DATA
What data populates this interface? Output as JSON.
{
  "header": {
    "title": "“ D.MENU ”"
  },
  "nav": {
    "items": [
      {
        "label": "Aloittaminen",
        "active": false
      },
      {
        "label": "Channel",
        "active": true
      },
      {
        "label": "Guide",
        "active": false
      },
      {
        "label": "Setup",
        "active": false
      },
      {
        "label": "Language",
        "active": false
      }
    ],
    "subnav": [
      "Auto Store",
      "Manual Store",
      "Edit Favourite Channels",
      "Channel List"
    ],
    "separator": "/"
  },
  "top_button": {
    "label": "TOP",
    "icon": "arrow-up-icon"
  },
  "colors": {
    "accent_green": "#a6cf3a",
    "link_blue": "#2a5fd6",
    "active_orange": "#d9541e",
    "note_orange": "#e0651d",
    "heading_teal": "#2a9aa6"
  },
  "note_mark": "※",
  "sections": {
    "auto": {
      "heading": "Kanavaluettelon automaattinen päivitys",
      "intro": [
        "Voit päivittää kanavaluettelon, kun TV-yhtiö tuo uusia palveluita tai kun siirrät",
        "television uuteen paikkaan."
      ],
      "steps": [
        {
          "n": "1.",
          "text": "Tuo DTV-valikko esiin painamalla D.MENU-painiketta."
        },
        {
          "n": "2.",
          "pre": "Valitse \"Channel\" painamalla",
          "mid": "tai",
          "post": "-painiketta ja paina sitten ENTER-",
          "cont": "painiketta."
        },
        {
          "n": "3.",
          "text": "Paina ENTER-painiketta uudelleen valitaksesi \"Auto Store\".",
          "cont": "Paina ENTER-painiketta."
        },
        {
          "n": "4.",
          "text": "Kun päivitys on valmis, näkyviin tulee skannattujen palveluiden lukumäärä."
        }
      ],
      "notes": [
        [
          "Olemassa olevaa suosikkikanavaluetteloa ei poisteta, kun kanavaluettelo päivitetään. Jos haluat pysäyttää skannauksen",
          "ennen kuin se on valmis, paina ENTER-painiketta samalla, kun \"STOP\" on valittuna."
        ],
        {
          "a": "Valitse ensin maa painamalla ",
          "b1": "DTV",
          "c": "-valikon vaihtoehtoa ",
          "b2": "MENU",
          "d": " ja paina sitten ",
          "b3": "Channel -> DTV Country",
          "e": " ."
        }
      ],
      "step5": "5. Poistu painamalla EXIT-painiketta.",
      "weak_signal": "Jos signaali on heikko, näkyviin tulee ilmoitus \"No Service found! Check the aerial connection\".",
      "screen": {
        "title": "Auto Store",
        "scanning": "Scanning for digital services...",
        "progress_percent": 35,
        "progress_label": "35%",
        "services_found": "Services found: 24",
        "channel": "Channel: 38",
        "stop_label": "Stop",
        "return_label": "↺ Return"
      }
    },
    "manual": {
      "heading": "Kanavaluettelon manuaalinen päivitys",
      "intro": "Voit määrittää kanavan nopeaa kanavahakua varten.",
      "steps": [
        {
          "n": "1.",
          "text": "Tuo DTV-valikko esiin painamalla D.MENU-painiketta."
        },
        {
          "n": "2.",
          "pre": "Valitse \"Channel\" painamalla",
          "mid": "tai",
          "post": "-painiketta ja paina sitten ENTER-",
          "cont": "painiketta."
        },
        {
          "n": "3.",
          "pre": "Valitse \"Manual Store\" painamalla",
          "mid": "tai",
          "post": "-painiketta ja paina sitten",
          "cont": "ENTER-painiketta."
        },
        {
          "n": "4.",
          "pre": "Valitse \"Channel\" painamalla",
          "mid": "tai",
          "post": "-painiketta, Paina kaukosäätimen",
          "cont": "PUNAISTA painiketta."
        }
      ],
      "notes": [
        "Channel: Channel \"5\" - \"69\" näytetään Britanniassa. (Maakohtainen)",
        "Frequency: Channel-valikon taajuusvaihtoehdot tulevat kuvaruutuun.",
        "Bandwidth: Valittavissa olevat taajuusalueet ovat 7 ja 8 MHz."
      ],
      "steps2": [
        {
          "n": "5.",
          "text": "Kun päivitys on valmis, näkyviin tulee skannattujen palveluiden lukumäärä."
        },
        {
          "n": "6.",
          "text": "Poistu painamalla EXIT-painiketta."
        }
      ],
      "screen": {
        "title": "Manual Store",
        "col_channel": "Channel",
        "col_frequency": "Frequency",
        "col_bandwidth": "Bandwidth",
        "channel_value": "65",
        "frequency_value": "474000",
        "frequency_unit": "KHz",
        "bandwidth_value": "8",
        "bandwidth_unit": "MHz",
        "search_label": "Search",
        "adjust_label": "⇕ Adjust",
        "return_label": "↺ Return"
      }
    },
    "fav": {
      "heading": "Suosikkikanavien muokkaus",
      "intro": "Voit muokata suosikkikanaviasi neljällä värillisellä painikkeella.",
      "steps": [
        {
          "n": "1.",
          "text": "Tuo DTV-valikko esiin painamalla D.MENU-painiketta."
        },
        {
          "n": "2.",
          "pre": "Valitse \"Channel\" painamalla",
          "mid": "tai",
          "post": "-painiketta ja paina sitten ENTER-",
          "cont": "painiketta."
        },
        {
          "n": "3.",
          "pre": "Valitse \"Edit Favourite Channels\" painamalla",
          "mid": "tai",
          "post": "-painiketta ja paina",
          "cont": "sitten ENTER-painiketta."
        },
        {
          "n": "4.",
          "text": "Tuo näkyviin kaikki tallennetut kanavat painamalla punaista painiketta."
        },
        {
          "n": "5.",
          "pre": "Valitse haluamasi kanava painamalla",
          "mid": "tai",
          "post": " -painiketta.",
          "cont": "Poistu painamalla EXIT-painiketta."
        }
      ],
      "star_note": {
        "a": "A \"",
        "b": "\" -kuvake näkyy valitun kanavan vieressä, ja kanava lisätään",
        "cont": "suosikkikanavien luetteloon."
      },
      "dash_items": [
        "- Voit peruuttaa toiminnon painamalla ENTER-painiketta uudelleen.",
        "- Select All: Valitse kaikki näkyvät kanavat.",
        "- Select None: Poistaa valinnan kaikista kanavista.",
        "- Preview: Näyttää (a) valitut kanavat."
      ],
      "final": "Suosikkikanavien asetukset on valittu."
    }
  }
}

WHAT IS REQUIRED
Reply with the number of lines in the material above that contain "Poistu", and nothing more.

WORKED SOLUTION
3